- **TASK OBJECTIVE**: Records follow. Pull out every line that contains "Bioethanol".

::: INPUT FOR THIS TASK

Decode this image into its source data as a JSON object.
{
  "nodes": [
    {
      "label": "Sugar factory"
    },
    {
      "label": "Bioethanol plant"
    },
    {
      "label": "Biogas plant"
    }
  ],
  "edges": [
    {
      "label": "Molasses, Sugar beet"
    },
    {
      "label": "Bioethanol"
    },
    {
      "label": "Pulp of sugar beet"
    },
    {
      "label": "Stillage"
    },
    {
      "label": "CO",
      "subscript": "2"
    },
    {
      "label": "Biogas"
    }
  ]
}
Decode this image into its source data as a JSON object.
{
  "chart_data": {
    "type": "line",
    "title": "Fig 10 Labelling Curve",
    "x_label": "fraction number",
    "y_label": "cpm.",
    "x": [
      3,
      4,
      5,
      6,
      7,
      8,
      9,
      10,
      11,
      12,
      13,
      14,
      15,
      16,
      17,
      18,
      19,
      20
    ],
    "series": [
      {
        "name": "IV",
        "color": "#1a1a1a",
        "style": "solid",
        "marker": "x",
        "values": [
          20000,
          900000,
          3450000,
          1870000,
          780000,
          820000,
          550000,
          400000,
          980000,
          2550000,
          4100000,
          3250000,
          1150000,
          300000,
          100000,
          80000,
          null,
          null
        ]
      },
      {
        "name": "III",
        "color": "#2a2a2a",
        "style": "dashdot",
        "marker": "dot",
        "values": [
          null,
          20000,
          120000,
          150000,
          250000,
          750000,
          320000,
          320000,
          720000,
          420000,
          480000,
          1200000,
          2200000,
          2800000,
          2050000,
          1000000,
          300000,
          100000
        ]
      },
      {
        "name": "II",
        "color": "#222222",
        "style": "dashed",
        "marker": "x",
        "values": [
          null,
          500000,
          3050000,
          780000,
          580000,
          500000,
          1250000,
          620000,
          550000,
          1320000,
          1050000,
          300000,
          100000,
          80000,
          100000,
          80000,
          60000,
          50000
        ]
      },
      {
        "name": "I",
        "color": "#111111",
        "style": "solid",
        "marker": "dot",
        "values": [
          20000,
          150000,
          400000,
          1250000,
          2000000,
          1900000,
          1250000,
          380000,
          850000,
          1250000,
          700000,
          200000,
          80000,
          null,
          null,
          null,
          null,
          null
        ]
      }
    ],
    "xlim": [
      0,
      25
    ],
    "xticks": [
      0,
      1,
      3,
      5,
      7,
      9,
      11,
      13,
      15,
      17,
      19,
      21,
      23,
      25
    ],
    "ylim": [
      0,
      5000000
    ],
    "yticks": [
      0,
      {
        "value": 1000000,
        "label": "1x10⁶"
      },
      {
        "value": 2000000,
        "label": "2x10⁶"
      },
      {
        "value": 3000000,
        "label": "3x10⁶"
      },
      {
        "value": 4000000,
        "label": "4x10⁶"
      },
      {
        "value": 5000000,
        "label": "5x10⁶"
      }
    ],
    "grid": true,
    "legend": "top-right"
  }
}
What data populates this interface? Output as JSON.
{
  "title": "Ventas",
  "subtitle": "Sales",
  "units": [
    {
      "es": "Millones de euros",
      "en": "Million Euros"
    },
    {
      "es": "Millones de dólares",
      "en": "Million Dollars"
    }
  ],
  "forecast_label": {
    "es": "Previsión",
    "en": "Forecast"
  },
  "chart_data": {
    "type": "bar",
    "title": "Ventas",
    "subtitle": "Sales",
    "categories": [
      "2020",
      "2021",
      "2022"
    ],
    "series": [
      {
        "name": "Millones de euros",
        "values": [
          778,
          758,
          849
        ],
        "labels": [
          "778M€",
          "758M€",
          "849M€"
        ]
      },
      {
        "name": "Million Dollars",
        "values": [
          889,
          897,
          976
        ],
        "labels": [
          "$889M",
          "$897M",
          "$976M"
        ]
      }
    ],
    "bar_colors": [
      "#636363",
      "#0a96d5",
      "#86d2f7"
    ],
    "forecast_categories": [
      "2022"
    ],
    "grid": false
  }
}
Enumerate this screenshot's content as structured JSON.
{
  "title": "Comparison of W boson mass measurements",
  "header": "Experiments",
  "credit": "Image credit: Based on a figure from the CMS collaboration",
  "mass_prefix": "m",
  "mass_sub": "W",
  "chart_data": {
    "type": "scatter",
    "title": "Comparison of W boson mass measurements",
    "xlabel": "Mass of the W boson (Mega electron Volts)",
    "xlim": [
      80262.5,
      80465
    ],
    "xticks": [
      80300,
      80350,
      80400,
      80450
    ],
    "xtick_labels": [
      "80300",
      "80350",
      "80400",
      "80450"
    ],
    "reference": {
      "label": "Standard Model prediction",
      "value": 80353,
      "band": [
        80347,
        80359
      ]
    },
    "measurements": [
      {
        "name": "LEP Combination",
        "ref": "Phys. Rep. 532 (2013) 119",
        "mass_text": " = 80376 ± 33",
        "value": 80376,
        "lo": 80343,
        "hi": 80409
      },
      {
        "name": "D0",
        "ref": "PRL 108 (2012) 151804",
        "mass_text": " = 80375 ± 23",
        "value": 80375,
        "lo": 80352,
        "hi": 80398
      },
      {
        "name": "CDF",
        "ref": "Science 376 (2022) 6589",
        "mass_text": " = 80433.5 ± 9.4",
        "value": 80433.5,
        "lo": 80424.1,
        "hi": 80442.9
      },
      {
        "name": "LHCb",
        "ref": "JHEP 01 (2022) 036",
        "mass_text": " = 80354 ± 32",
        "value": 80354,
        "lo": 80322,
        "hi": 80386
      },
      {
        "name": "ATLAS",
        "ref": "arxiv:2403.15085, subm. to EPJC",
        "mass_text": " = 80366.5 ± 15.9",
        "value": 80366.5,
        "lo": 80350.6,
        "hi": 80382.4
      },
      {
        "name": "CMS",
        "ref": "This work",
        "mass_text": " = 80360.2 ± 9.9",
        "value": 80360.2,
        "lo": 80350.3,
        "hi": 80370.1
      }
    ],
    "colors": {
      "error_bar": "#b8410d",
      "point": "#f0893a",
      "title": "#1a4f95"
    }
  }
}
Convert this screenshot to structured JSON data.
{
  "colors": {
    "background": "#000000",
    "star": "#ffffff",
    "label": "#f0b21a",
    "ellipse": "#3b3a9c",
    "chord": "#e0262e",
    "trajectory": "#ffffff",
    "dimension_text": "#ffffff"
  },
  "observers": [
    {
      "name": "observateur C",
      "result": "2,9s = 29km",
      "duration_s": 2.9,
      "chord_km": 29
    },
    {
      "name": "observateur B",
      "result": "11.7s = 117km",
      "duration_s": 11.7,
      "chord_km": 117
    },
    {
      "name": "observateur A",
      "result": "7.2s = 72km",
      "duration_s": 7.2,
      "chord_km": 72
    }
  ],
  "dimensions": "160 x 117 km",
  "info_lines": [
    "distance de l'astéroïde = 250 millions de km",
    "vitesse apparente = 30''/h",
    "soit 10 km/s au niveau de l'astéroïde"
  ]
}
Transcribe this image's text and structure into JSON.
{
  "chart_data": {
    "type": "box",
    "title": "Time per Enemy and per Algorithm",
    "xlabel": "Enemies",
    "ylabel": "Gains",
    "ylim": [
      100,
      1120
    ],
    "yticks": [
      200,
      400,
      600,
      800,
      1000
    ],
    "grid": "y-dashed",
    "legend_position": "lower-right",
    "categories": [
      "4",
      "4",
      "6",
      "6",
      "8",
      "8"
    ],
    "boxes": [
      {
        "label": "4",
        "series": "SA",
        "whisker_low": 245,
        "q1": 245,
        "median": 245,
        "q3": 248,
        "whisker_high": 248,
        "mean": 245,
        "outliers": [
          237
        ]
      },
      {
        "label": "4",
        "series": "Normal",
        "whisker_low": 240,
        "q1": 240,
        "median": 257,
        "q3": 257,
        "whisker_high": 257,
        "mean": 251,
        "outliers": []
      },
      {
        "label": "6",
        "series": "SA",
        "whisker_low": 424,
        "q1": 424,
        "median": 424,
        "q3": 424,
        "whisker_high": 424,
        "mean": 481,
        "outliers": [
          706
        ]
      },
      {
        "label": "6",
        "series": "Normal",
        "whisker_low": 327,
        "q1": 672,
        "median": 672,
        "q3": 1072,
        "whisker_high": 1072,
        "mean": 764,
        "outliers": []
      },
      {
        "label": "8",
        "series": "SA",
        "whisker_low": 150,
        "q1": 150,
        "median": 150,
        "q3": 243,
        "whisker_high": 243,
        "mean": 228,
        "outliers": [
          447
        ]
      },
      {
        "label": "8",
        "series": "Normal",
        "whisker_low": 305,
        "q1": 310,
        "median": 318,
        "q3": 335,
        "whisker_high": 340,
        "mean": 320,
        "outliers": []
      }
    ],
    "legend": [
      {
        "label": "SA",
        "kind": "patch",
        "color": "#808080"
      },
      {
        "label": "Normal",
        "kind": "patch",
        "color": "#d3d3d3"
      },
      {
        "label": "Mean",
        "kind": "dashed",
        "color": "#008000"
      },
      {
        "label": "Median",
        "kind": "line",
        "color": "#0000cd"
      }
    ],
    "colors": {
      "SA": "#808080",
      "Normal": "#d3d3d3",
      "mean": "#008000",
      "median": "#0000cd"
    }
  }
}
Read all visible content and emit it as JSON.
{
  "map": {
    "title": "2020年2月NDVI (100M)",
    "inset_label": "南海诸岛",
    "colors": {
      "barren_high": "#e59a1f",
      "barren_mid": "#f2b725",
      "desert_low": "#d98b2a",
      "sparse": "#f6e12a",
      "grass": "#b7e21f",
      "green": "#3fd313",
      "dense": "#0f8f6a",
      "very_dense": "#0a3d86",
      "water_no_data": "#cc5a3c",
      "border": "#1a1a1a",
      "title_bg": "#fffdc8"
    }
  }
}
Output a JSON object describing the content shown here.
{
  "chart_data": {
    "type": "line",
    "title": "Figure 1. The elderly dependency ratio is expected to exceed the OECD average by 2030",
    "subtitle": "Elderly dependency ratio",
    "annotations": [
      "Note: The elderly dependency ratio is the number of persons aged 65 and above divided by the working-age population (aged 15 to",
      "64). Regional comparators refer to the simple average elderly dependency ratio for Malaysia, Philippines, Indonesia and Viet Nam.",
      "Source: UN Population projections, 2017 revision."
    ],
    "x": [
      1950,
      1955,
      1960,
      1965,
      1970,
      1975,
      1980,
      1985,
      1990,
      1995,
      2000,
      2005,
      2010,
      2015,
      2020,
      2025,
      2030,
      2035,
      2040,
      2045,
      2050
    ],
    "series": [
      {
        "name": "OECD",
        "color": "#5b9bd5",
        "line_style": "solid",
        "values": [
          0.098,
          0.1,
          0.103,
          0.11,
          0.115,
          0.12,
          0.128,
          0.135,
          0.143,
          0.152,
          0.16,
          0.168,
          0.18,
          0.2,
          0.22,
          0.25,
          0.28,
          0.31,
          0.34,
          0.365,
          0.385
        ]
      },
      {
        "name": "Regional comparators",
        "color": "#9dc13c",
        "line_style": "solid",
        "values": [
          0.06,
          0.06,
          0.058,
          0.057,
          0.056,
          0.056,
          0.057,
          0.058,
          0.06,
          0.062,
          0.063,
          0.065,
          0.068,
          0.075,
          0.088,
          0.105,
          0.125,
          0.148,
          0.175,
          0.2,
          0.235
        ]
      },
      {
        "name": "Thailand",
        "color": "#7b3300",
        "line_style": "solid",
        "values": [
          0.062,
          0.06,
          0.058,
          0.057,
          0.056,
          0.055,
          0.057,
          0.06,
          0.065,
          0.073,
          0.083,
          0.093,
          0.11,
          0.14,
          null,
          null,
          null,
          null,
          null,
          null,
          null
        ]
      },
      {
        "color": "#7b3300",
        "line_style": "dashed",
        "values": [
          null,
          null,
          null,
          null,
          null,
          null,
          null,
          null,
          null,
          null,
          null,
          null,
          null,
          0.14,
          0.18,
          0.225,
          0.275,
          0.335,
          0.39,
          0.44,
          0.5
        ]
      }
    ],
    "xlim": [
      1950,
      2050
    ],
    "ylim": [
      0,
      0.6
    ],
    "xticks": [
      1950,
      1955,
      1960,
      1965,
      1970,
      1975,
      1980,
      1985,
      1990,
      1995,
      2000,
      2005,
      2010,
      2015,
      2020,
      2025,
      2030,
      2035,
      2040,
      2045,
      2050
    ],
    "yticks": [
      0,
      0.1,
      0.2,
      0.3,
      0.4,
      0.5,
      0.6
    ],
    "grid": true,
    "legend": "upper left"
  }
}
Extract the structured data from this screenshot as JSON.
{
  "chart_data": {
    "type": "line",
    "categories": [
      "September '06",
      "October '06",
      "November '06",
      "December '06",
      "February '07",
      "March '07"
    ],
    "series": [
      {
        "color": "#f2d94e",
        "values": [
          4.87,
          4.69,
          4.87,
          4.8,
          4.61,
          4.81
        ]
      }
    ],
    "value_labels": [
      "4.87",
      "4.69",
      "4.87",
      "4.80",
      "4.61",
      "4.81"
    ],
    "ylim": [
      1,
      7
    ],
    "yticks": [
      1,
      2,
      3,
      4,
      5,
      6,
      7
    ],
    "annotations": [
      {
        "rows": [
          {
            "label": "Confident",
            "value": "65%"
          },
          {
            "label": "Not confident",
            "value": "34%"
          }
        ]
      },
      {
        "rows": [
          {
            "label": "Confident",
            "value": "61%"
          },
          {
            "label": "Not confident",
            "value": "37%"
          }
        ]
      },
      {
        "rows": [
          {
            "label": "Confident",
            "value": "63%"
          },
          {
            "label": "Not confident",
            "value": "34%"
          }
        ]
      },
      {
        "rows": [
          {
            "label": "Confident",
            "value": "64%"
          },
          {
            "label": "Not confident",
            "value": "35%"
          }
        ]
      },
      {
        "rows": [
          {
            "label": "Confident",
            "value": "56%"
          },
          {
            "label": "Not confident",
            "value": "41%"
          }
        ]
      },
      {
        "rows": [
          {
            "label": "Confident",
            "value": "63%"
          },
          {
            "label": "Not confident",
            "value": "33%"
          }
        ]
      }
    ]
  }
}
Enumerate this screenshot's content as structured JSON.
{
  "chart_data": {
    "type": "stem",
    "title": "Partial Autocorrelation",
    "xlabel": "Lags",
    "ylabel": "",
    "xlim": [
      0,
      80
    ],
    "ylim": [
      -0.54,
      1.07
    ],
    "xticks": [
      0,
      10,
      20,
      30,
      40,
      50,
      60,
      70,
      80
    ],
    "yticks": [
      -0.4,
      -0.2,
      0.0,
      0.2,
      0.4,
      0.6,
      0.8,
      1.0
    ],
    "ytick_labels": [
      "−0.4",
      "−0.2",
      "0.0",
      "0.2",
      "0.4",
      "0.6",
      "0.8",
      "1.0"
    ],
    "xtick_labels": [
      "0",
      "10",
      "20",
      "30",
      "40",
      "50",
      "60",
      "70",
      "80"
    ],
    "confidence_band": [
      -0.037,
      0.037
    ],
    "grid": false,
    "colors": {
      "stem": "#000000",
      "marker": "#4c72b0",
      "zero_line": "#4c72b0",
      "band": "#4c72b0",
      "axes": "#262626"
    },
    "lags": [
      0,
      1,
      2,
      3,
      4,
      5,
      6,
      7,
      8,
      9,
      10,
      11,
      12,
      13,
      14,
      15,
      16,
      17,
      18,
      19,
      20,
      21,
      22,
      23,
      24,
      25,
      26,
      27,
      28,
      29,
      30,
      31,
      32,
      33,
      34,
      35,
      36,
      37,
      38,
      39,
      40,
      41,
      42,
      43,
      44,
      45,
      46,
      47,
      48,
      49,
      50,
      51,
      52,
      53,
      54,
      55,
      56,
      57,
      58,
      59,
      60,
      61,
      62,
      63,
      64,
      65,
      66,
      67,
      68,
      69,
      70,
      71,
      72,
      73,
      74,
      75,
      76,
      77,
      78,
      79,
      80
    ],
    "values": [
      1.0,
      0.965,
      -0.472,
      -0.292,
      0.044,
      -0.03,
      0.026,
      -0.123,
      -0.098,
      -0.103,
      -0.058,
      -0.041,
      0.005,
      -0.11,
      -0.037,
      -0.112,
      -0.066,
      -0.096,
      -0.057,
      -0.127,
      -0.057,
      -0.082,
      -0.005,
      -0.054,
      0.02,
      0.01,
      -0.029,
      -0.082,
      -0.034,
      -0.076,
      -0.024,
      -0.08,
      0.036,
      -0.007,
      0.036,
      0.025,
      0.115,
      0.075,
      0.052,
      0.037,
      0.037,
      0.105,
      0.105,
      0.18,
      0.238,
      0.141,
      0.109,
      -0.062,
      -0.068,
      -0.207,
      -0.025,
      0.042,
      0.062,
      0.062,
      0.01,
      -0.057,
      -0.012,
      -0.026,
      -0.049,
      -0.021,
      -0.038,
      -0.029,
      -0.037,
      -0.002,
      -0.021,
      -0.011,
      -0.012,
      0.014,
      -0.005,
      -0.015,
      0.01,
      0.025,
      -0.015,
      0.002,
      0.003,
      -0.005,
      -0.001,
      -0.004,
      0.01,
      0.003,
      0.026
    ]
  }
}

::::::

- **RESPONSE TO THIS TASK**:
      "label": "Bioethanol plant"
      "label": "Bioethanol"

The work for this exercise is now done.